- [TASK OBJECTIVE]
Search the records for "your" and copy each line that holds it.

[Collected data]
(begin)

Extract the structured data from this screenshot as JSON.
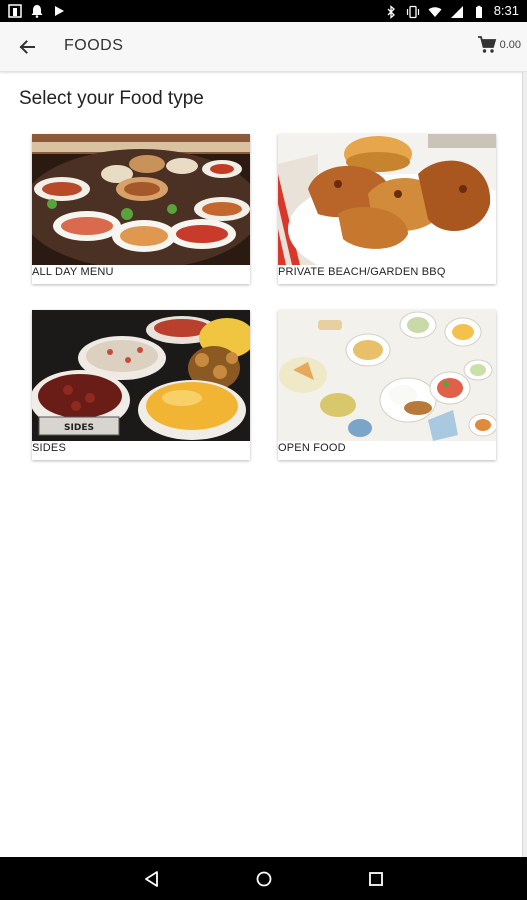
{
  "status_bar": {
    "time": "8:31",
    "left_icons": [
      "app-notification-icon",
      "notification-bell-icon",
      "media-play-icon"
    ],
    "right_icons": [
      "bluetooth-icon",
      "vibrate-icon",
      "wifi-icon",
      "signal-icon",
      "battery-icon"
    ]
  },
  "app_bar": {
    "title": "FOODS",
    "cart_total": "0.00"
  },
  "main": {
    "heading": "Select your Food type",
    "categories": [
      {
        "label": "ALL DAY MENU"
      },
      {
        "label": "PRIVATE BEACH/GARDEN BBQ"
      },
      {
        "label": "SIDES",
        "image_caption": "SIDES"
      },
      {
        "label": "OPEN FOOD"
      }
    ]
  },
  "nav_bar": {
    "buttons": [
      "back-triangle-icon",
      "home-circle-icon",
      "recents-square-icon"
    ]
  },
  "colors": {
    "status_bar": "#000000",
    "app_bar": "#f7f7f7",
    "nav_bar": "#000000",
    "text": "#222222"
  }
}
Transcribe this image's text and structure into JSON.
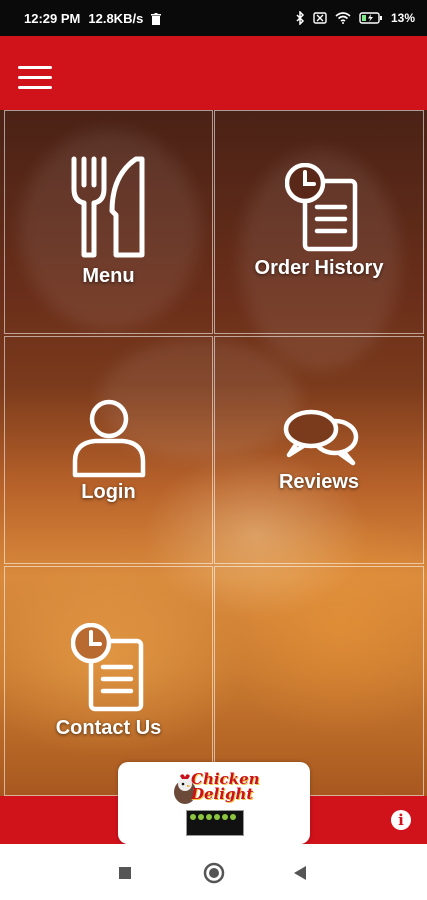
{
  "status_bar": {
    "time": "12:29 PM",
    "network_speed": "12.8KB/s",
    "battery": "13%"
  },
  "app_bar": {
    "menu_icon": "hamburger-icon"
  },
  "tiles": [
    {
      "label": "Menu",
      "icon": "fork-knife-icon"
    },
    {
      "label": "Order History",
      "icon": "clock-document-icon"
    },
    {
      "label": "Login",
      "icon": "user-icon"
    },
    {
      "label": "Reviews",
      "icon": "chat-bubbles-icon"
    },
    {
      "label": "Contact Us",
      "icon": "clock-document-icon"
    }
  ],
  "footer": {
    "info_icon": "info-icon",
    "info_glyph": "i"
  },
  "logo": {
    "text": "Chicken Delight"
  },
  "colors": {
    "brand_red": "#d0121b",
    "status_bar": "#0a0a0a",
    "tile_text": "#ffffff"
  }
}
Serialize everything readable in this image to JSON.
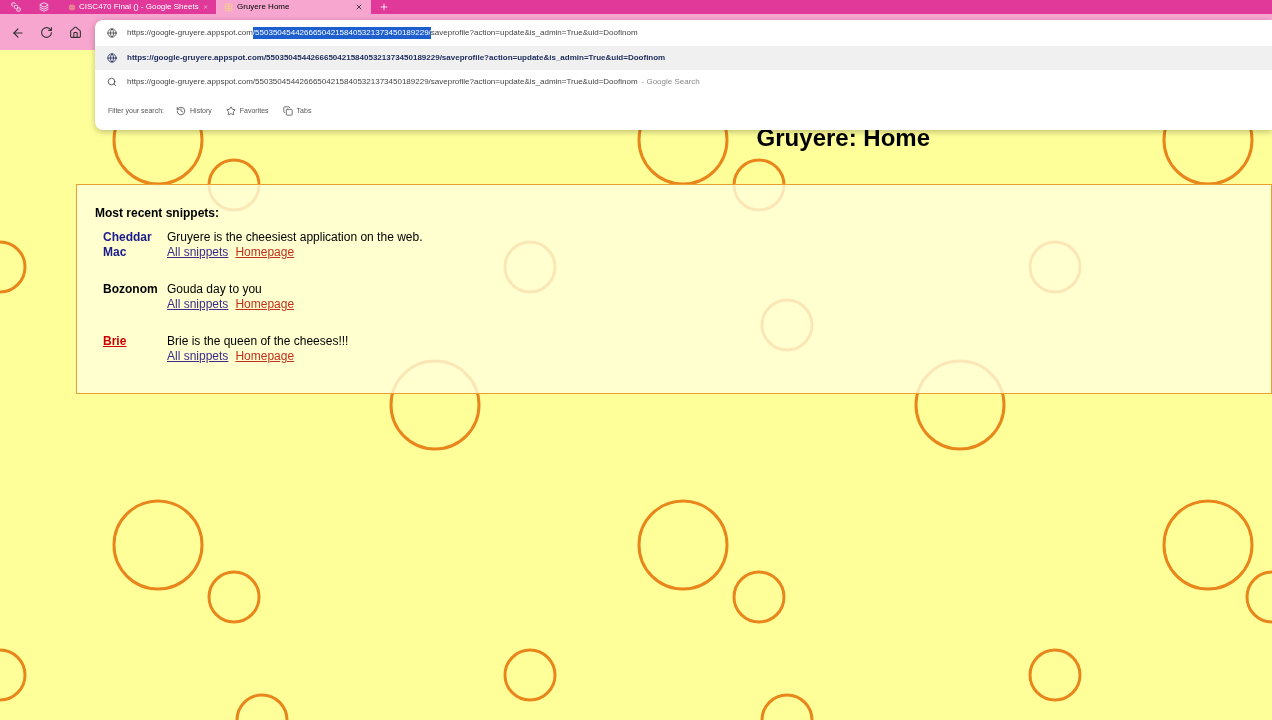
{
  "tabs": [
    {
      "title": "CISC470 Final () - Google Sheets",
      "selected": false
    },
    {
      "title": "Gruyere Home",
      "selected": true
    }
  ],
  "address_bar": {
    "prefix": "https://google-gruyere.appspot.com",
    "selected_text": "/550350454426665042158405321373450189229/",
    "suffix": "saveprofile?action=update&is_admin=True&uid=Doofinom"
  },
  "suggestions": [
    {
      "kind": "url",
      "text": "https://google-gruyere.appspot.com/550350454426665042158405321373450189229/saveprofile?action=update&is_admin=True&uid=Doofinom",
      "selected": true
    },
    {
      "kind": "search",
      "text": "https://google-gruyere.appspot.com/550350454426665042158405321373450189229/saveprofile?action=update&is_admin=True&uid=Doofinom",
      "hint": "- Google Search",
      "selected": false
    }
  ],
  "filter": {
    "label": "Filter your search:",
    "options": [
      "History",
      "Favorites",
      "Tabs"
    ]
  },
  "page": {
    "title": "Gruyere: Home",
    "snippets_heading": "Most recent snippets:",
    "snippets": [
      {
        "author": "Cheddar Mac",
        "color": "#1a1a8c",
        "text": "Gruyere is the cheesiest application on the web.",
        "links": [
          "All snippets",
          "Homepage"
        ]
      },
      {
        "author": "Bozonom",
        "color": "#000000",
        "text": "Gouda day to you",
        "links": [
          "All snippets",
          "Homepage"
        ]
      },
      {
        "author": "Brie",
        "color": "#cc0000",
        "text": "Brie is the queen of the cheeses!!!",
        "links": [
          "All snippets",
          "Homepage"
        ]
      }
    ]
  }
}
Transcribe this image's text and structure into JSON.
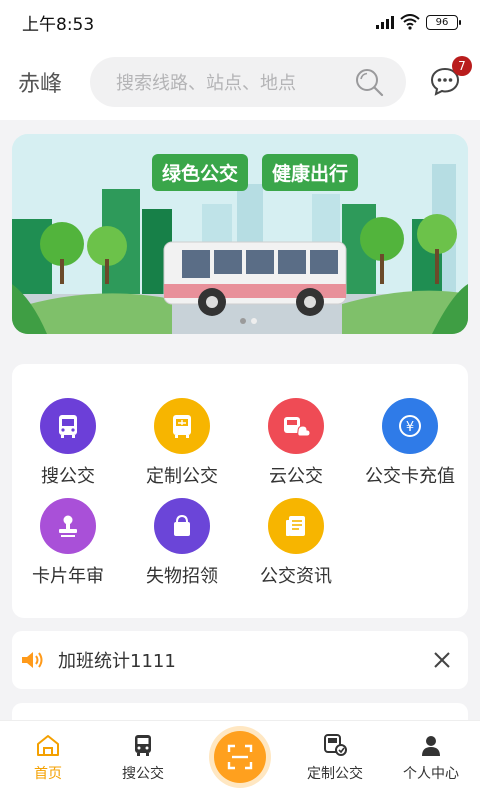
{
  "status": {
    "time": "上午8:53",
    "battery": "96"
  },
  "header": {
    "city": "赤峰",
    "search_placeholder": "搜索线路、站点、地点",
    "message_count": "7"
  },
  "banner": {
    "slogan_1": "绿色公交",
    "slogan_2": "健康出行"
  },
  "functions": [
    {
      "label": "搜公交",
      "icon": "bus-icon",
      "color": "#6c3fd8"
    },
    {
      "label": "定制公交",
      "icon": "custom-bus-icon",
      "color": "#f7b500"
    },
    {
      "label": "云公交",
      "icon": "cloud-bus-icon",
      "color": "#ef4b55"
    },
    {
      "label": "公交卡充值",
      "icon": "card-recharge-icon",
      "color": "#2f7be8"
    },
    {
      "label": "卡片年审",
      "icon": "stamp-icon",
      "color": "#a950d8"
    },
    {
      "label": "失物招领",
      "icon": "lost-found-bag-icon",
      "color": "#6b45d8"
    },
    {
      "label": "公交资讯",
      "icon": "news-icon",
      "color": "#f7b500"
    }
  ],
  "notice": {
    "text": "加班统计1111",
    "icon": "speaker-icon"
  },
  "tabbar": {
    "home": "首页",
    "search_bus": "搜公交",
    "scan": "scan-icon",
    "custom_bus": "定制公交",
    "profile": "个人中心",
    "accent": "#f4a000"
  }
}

(end)

- [THE OUTPUT]
    "heading": "Select your Food type",
    "label": "Filter your search:",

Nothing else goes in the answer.